EXCERPTED RECORDS:
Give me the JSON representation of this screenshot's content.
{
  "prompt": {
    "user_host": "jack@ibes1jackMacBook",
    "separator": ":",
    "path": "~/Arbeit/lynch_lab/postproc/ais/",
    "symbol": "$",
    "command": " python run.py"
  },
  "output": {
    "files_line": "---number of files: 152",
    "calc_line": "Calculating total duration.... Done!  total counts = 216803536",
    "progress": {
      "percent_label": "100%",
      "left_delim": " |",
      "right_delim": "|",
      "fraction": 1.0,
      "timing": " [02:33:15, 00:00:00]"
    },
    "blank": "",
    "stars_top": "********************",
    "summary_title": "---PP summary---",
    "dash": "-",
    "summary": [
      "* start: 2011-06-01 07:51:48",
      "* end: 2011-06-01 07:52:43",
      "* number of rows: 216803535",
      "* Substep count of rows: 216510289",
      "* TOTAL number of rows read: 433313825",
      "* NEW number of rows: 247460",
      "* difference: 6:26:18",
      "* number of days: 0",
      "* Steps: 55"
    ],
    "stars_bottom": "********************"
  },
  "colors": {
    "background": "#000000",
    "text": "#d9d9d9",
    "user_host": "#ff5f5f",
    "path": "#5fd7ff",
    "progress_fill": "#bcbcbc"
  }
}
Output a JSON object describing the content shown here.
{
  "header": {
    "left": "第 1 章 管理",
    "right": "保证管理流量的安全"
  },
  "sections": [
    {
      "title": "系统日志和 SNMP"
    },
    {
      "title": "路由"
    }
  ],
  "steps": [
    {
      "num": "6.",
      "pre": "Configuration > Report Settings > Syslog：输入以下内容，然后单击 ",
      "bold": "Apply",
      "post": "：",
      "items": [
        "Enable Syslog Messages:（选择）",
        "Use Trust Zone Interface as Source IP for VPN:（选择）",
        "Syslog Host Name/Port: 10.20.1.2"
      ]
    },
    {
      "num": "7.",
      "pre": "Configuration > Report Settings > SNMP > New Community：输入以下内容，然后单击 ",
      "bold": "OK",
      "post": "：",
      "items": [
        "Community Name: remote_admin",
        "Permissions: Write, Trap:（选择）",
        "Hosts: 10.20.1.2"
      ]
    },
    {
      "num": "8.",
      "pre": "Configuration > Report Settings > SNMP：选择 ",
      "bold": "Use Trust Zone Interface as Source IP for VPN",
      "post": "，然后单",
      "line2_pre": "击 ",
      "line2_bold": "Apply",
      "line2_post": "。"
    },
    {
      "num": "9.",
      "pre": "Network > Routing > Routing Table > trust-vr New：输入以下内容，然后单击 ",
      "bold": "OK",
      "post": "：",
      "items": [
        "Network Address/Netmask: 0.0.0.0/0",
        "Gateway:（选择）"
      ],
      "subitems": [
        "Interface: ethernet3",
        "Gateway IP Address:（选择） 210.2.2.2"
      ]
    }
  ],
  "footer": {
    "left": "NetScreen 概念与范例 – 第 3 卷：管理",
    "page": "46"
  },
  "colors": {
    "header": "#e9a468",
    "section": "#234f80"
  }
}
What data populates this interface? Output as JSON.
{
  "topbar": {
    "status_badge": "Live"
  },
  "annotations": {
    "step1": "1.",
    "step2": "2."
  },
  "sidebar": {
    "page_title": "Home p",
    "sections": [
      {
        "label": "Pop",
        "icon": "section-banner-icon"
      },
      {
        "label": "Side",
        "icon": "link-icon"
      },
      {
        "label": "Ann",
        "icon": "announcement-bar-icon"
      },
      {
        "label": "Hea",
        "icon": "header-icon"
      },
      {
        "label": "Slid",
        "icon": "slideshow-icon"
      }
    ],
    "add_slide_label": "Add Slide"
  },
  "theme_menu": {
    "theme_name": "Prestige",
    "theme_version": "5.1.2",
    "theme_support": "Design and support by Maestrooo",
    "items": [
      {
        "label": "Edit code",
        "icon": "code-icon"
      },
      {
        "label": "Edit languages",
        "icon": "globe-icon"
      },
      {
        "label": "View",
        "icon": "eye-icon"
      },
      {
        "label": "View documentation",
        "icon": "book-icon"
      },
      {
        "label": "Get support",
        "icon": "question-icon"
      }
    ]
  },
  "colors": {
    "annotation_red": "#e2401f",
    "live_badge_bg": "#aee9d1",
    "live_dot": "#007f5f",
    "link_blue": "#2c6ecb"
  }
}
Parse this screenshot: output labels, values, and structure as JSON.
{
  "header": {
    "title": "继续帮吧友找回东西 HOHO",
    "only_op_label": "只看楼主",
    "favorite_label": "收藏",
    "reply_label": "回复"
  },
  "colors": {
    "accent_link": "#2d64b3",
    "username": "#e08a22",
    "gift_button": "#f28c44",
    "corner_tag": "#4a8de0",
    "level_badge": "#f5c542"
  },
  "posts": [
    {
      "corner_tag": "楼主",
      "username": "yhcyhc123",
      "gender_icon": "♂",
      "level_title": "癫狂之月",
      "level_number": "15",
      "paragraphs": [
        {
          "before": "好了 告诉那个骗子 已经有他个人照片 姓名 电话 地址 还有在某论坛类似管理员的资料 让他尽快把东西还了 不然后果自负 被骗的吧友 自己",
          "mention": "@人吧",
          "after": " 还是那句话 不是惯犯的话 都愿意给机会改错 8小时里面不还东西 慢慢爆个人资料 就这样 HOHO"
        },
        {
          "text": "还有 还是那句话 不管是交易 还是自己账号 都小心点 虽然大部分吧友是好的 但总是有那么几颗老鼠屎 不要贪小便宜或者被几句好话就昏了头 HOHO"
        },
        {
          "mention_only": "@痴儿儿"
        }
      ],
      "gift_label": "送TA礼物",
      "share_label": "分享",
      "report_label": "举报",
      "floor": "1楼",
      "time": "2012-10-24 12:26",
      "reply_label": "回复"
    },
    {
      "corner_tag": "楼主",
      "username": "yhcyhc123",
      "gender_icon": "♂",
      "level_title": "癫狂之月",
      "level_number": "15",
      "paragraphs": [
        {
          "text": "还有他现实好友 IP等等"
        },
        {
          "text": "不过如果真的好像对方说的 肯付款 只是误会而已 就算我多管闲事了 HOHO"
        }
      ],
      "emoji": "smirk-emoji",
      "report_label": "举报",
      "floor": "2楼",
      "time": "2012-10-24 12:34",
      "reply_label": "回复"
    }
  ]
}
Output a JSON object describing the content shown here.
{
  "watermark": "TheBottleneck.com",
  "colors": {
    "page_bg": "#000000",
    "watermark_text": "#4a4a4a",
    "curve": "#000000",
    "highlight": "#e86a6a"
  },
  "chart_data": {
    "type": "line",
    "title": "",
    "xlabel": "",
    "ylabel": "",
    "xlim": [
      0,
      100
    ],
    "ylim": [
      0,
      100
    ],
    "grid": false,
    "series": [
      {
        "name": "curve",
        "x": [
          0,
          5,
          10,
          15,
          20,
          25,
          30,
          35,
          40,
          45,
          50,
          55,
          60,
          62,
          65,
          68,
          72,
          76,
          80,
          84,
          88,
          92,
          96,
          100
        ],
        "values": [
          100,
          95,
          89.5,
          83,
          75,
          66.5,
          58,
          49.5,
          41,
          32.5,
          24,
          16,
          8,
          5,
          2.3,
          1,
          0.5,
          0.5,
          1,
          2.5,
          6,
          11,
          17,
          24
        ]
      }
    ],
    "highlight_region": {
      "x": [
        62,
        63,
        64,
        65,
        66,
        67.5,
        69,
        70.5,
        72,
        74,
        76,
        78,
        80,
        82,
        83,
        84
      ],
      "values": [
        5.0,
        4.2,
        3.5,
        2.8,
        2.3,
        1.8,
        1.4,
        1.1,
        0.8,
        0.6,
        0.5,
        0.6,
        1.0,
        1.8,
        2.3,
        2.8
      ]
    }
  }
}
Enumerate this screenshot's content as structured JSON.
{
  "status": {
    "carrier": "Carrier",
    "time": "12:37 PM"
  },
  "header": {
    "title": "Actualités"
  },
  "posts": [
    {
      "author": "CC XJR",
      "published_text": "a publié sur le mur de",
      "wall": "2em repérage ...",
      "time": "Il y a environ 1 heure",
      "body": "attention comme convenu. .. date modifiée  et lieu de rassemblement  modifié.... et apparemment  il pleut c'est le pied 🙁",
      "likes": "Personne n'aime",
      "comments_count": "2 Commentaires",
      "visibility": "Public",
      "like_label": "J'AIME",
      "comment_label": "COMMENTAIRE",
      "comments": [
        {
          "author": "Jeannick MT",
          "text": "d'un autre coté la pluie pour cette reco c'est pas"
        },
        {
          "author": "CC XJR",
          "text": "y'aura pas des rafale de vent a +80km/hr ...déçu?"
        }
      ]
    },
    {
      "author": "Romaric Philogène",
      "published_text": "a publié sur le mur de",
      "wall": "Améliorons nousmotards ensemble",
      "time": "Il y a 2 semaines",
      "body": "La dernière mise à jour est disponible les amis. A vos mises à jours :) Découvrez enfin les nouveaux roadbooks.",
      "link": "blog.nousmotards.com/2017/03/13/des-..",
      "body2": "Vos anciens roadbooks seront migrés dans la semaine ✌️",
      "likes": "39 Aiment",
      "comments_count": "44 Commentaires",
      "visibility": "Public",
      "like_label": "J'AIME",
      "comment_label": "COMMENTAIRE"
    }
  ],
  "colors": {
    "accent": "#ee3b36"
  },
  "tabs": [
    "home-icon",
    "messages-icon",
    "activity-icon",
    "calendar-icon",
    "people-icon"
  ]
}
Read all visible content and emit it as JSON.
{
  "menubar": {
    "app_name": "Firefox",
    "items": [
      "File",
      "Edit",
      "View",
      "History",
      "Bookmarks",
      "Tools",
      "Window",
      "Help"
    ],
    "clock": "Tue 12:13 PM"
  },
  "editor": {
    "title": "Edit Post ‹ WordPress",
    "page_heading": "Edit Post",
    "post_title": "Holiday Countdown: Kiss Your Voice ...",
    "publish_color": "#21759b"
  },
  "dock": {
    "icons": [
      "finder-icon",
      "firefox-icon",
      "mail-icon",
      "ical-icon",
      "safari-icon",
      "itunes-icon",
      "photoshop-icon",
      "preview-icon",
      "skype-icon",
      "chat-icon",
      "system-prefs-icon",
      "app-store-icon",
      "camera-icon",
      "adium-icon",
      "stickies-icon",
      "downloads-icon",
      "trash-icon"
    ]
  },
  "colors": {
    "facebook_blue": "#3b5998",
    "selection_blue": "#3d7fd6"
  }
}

STATED TASK: Note every line above where the string "time" shows up, and copy those lines.

SOLUTION FOR THIS EXERCISE:
      "time": "2012-10-24 12:26",
      "time": "2012-10-24 12:34",
    "time": "12:37 PM"
      "time": "Il y a environ 1 heure",
      "time": "Il y a 2 semaines",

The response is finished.